▶ [EXTRAIT CHOISI]
»»

D'autres modalités, comme la parité des cotisations aux assurances sociales et le traitement administratif seraient réglées en relation étroite avec les dispositions sur l'indemnité en cas de réduction de l'horaire de travail (art. 31ss. de la loi fédérale du 25 juin 1982 sur l'assurance-chômage obligatoire et l'indemnité en cas d'insolvabilité, LACI).

Coût : le coût de la mise en congé serait supporté par l'assurance-chômage, le travailleur ainsi libéré et l'employeur :

- l'assurance-chômage financerait selon le cas 80 ou 90 % de l'indemnité transitoire ;

- le travailleur mis en congé renoncerait à 20 ou 10 % de son salaire ;

- l'employeur continuerait à verser la moitié des cotisations sociales des travailleurs mis en congé.

««

[Données de segmentation de page]
»»

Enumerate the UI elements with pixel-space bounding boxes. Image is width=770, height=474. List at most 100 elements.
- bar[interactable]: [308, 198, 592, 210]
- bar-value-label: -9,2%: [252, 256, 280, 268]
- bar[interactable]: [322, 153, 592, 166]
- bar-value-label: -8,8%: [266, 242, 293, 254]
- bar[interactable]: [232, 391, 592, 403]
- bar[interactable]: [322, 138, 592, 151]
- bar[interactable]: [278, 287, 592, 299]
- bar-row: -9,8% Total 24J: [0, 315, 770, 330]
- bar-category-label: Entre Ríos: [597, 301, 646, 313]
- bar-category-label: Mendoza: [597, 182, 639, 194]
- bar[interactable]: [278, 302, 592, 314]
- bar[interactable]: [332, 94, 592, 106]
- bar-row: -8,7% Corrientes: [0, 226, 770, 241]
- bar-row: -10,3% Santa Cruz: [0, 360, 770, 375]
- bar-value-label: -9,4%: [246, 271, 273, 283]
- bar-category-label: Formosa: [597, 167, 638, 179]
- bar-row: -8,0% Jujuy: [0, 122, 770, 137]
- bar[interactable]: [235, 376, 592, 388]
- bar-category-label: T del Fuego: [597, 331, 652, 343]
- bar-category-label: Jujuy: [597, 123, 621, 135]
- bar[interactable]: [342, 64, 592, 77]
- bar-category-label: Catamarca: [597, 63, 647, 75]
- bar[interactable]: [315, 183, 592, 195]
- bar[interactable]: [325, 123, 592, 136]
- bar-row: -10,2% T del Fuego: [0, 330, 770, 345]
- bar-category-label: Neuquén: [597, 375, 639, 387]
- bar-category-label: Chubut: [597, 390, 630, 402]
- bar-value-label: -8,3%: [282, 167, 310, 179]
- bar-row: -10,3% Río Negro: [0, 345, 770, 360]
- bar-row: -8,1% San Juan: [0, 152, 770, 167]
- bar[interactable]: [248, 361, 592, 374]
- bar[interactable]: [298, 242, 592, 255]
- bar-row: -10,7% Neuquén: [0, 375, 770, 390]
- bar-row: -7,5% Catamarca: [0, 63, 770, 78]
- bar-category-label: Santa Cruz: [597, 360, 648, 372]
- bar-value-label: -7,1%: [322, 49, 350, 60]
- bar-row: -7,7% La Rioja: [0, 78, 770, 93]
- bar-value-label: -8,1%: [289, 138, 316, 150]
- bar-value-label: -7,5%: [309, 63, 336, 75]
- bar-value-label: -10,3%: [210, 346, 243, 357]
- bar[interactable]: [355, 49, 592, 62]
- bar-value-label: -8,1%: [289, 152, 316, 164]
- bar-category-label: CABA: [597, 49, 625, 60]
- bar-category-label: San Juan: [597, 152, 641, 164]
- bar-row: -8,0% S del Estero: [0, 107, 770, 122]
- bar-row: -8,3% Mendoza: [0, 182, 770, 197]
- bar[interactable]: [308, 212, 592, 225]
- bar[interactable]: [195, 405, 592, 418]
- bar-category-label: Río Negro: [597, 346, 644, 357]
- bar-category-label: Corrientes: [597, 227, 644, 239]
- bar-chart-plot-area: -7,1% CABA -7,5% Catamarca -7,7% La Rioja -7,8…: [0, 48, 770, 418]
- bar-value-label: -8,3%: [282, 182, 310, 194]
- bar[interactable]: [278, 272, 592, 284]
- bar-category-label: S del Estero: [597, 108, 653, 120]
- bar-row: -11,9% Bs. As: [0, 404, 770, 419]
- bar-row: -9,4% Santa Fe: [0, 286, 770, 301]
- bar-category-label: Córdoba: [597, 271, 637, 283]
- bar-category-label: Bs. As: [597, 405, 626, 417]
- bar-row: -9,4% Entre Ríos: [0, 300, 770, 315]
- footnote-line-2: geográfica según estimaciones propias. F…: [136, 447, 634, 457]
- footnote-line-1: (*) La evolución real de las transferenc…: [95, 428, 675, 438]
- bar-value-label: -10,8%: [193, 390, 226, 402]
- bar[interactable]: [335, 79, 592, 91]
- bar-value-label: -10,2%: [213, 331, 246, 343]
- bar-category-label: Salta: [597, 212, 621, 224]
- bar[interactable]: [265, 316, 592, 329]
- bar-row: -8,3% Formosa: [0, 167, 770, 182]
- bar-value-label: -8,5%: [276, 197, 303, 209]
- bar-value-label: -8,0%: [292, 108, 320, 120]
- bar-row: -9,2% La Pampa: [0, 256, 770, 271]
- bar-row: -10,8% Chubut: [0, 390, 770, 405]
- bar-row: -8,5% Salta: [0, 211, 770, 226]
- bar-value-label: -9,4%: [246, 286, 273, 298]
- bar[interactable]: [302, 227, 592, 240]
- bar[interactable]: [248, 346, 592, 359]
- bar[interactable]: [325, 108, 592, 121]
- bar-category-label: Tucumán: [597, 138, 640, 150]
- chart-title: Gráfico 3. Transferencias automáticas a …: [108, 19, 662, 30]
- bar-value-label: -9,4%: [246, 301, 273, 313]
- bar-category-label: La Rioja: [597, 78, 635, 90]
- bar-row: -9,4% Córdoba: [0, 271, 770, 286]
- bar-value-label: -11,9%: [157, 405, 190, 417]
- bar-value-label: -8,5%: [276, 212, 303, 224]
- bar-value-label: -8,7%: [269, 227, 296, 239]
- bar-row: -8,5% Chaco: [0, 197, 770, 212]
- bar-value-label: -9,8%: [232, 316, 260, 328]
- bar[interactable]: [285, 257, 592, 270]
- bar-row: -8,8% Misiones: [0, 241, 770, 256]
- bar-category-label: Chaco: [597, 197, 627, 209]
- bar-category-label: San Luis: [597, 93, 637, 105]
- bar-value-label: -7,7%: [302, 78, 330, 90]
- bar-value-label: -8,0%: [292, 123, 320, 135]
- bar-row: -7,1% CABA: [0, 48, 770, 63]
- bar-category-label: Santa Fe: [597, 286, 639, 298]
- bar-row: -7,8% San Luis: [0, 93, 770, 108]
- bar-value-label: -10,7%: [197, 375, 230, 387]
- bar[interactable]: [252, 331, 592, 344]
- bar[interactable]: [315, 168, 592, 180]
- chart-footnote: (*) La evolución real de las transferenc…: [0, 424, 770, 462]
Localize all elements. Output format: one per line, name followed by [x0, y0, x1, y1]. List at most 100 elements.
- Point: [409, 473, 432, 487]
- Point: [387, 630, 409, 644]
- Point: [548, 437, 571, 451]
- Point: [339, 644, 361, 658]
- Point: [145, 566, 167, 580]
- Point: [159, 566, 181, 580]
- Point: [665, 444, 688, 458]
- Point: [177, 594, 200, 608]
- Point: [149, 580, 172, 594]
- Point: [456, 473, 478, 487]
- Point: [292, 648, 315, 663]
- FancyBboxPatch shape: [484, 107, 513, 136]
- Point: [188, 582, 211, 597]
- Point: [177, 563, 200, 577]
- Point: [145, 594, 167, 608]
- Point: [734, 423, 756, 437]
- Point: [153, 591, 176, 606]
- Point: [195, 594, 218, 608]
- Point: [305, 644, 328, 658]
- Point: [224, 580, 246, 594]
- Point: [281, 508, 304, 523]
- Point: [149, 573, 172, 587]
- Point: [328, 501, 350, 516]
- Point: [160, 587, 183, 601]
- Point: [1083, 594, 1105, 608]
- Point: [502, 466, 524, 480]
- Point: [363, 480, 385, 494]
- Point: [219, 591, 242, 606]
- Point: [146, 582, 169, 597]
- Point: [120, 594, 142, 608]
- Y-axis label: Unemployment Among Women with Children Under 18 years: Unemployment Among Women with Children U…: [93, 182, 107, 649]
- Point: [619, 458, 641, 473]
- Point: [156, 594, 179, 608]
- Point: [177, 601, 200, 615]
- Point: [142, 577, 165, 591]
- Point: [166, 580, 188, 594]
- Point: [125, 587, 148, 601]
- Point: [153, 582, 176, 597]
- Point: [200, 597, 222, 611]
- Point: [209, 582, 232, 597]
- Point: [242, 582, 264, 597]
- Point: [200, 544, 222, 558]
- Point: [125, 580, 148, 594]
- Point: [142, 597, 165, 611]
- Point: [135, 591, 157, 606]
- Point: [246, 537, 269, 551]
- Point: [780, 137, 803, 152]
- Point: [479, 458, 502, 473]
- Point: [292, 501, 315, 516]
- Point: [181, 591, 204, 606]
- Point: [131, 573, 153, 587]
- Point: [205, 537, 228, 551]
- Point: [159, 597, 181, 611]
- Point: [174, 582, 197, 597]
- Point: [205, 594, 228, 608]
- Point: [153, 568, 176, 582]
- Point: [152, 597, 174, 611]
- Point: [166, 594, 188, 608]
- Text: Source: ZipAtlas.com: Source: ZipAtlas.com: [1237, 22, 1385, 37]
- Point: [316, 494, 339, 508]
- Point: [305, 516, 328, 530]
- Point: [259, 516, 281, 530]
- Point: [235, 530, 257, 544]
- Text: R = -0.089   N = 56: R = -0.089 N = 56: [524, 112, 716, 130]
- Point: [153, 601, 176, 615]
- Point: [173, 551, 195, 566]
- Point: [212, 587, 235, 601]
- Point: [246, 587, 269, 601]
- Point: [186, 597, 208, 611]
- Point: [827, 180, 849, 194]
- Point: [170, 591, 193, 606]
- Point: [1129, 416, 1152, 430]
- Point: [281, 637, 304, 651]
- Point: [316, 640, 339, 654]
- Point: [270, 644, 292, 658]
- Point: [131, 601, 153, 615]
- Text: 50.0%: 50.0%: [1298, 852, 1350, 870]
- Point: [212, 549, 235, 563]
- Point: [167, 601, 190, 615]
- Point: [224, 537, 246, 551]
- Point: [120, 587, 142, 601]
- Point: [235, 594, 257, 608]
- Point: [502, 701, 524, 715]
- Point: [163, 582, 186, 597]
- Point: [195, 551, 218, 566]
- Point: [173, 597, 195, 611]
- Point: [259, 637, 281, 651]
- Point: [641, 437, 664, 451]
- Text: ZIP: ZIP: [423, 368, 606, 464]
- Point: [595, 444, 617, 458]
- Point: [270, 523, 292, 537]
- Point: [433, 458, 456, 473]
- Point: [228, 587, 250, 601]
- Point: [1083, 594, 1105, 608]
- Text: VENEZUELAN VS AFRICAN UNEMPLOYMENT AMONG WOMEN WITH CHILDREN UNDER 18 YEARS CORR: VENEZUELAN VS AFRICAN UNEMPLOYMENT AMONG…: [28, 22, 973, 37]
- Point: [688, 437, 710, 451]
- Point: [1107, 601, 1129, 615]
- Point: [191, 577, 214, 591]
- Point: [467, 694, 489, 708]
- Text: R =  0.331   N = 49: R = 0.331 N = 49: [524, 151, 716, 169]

««

Pourriez-vous recopier le passage de l'extrait sur le coût de la mise en congé, de "- le travailleur" à "mis en congé.", en remplaçant "moitié" par "totalité" ?

- le travailleur mis en congé renoncerait à 20 ou 10 % de son salaire ;

- l'employeur continuerait à verser la totalité des cotisations sociales des travailleurs mis en congé.